++++ Source material ++++

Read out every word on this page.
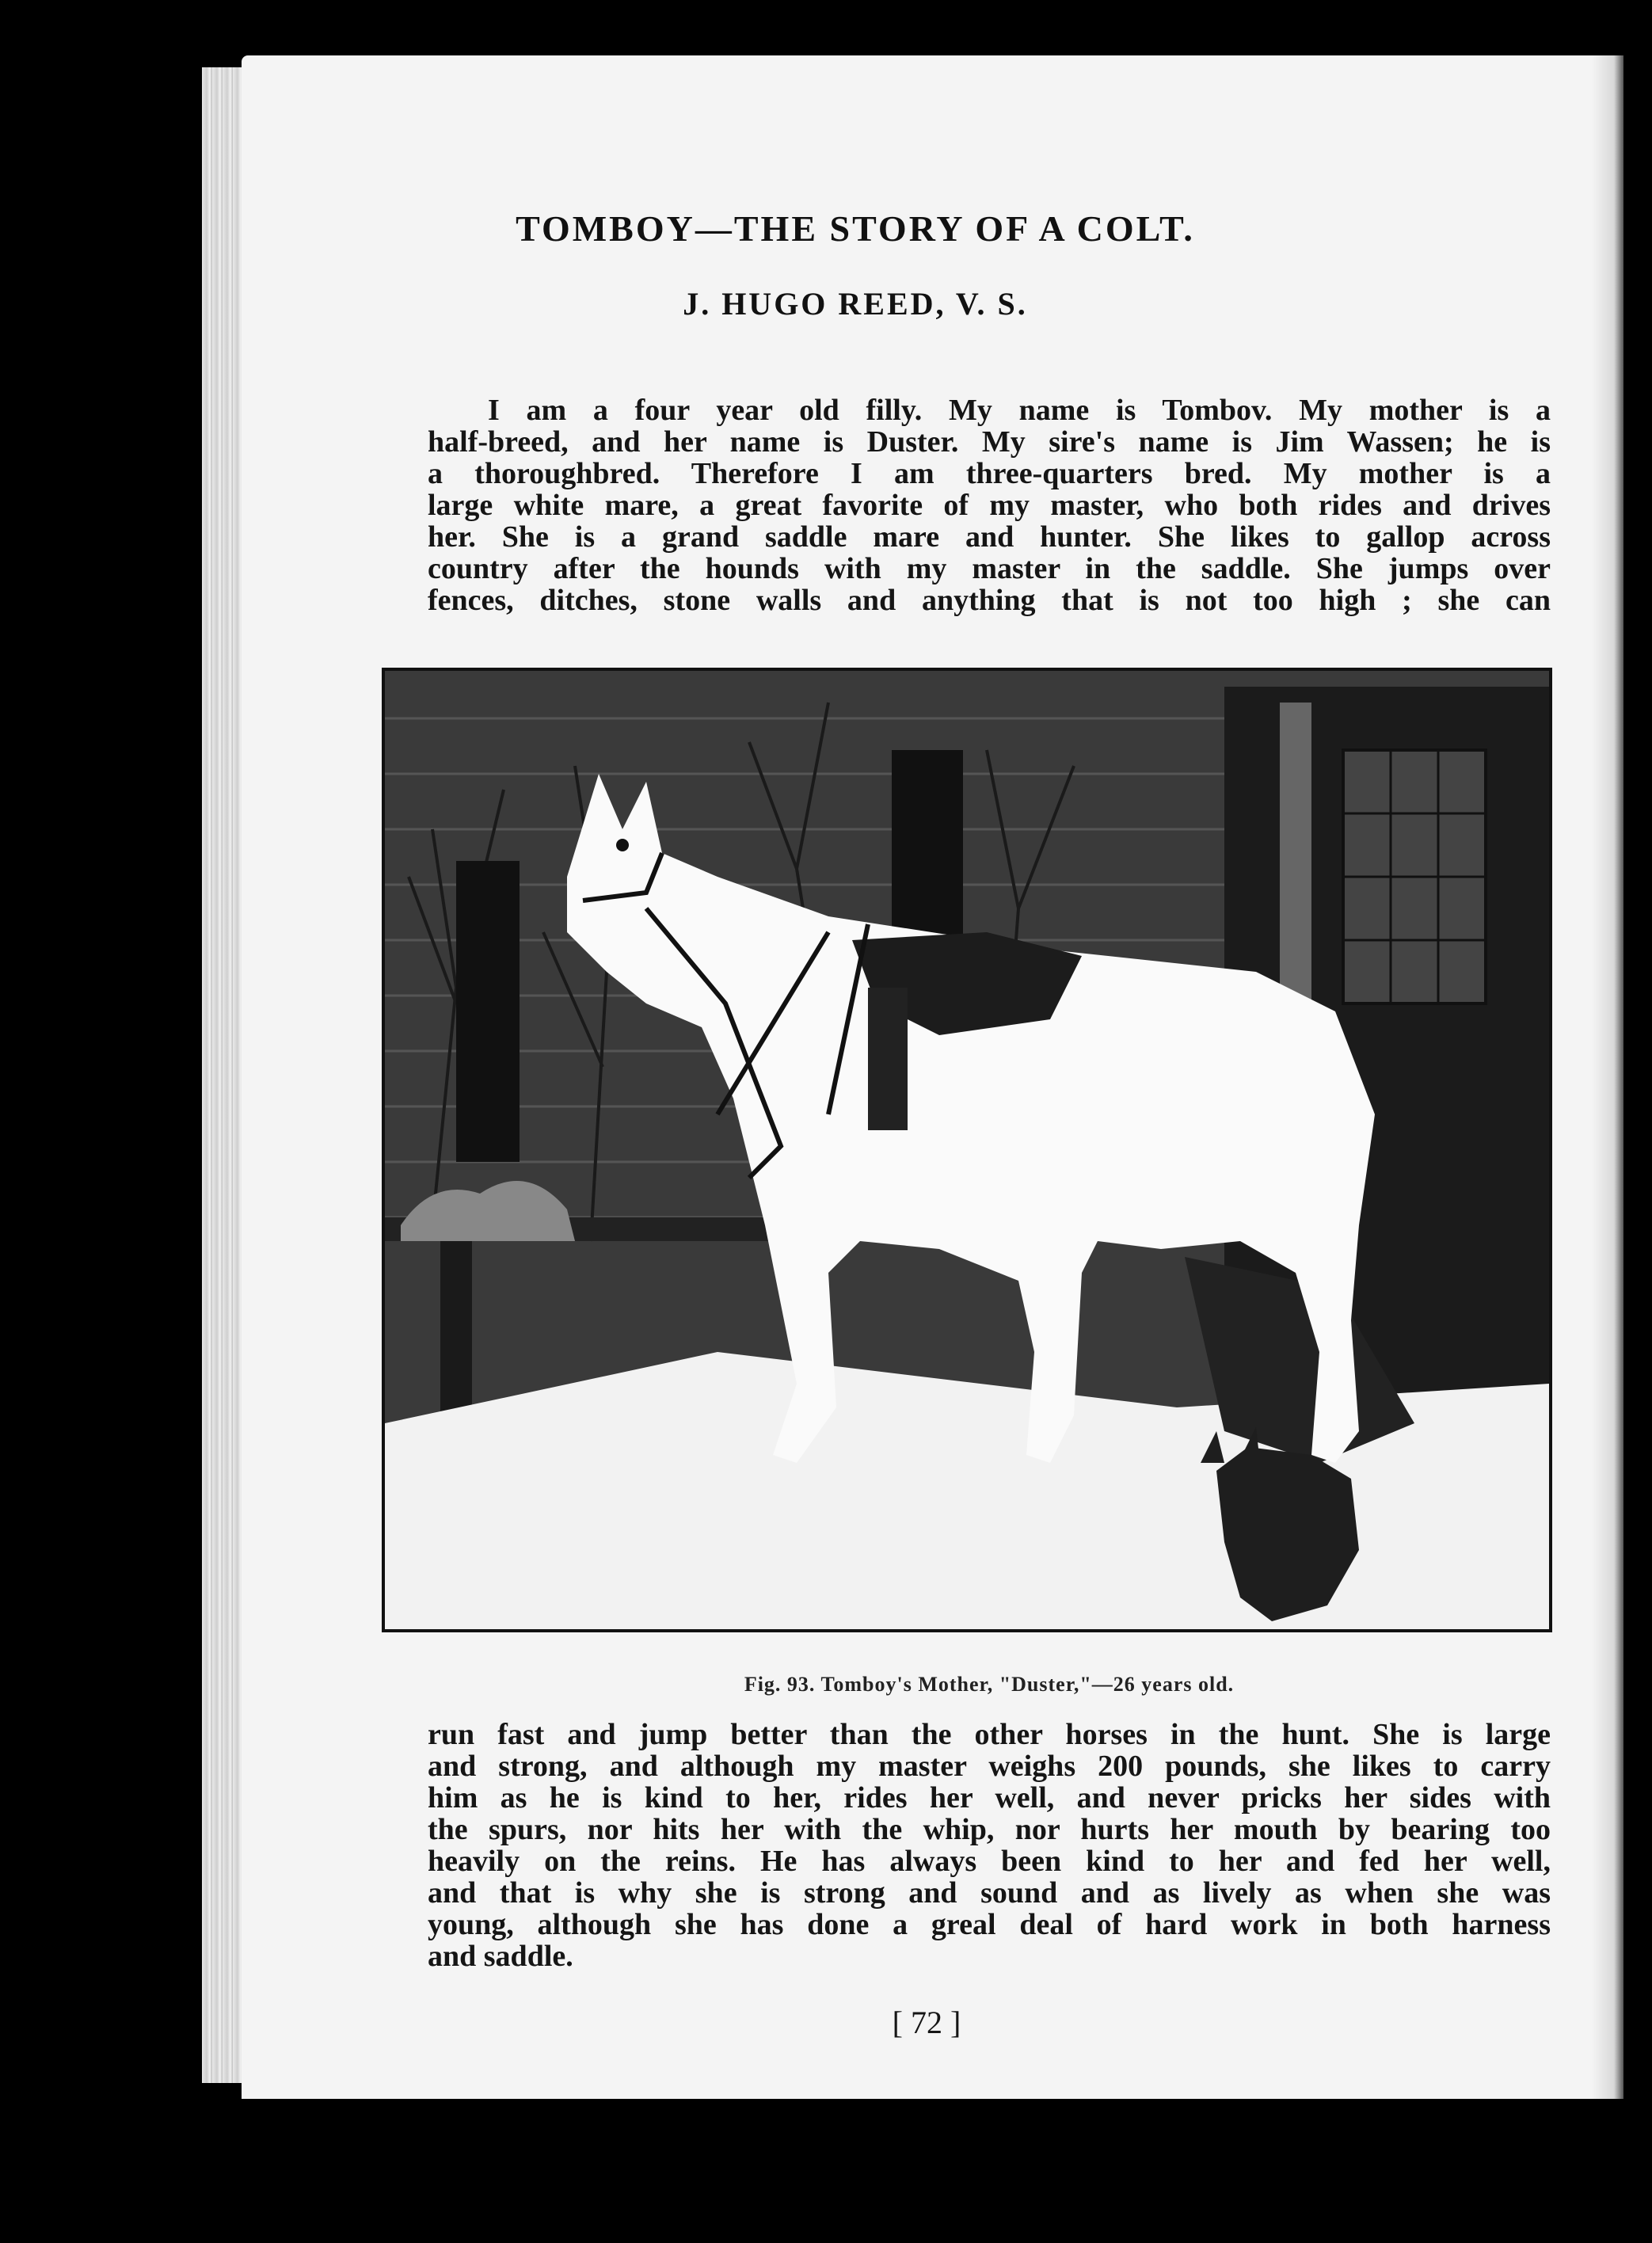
TOMBOY—THE STORY OF A COLT.
J. HUGO REED, V. S.
I am a four year old filly. My name is Tombov. My mother is a
half-breed, and her name is Duster. My sire's name is Jim Wassen; he is
a thoroughbred. Therefore I am three-quarters bred. My mother is a
large white mare, a great favorite of my master, who both rides and drives
her. She is a grand saddle mare and hunter. She likes to gallop across
country after the hounds with my master in the saddle. She jumps over
fences, ditches, stone walls and anything that is not too high ; she can
Fig. 93. Tomboy's Mother, "Duster,"—26 years old.
run fast and jump better than the other horses in the hunt. She is large
and strong, and although my master weighs 200 pounds, she likes to carry
him as he is kind to her, rides her well, and never pricks her sides with
the spurs, nor hits her with the whip, nor hurts her mouth by bearing too
heavily on the reins. He has always been kind to her and fed her well,
and that is why she is strong and sound and as lively as when she was
young, although she has done a greal deal of hard work in both harness
and saddle.
[ 72 ]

++++

Task instructions:
Extract the full listing above verbatim; pictures are to be left out of the copy.

Response below:
Read out every word on this page.
TOMBOY—THE STORY OF A COLT.
J. HUGO REED, V. S.
I am a four year old filly. My name is Tombov. My mother is a
half-breed, and her name is Duster. My sire's name is Jim Wassen; he is
a thoroughbred. Therefore I am three-quarters bred. My mother is a
large white mare, a great favorite of my master, who both rides and drives
her. She is a grand saddle mare and hunter. She likes to gallop across
country after the hounds with my master in the saddle. She jumps over
fences, ditches, stone walls and anything that is not too high ; she can
Fig. 93. Tomboy's Mother, "Duster,"—26 years old.
run fast and jump better than the other horses in the hunt. She is large
and strong, and although my master weighs 200 pounds, she likes to carry
him as he is kind to her, rides her well, and never pricks her sides with
the spurs, nor hits her with the whip, nor hurts her mouth by bearing too
heavily on the reins. He has always been kind to her and fed her well,
and that is why she is strong and sound and as lively as when she was
young, although she has done a greal deal of hard work in both harness
and saddle.
[ 72 ]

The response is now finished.